> EXERCISE INSTRUCTIONS:
Search the material below for the string "game" and list each line that holds it.
— START SUPPLIED MATERIAL —
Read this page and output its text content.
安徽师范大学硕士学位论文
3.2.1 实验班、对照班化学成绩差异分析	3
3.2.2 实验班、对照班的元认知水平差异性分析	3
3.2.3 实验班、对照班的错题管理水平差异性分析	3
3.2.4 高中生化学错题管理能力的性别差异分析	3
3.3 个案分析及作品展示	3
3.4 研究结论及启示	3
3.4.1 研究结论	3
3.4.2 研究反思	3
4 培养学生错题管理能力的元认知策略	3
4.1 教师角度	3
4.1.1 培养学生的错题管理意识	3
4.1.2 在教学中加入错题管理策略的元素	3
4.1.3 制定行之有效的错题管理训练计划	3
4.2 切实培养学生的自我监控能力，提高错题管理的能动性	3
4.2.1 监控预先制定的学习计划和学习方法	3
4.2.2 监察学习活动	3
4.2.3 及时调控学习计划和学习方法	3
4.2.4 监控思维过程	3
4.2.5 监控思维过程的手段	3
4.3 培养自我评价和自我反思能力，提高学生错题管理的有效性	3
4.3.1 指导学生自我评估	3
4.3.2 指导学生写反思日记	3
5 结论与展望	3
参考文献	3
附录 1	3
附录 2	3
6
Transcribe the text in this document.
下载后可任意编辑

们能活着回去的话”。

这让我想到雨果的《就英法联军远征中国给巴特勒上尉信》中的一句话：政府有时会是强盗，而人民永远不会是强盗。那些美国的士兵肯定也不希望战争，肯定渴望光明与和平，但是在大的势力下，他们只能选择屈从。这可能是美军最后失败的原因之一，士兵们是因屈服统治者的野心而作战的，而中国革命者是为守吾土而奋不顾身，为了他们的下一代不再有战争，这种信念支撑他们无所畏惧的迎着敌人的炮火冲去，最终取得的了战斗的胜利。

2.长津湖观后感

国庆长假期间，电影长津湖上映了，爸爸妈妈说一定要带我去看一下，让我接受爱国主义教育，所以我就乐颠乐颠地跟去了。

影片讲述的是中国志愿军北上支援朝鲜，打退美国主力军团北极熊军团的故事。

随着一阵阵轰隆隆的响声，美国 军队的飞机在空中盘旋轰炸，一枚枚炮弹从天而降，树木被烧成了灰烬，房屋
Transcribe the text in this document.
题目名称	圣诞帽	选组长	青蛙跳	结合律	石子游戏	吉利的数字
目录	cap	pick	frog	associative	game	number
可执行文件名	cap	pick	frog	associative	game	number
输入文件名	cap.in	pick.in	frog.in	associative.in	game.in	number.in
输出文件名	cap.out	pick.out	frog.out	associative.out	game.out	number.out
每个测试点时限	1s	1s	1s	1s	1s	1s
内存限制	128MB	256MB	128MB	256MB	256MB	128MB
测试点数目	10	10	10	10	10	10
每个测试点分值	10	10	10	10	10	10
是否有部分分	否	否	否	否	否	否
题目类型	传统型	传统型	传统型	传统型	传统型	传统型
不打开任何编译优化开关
— END SUPPLIED MATERIAL —
> ANSWER TO THIS PROBLEM:
目录	cap	pick	frog	associative	game	number
可执行文件名	cap	pick	frog	associative	game	number
输入文件名	cap.in	pick.in	frog.in	associative.in	game.in	number.in
输出文件名	cap.out	pick.out	frog.out	associative.out	game.out	number.out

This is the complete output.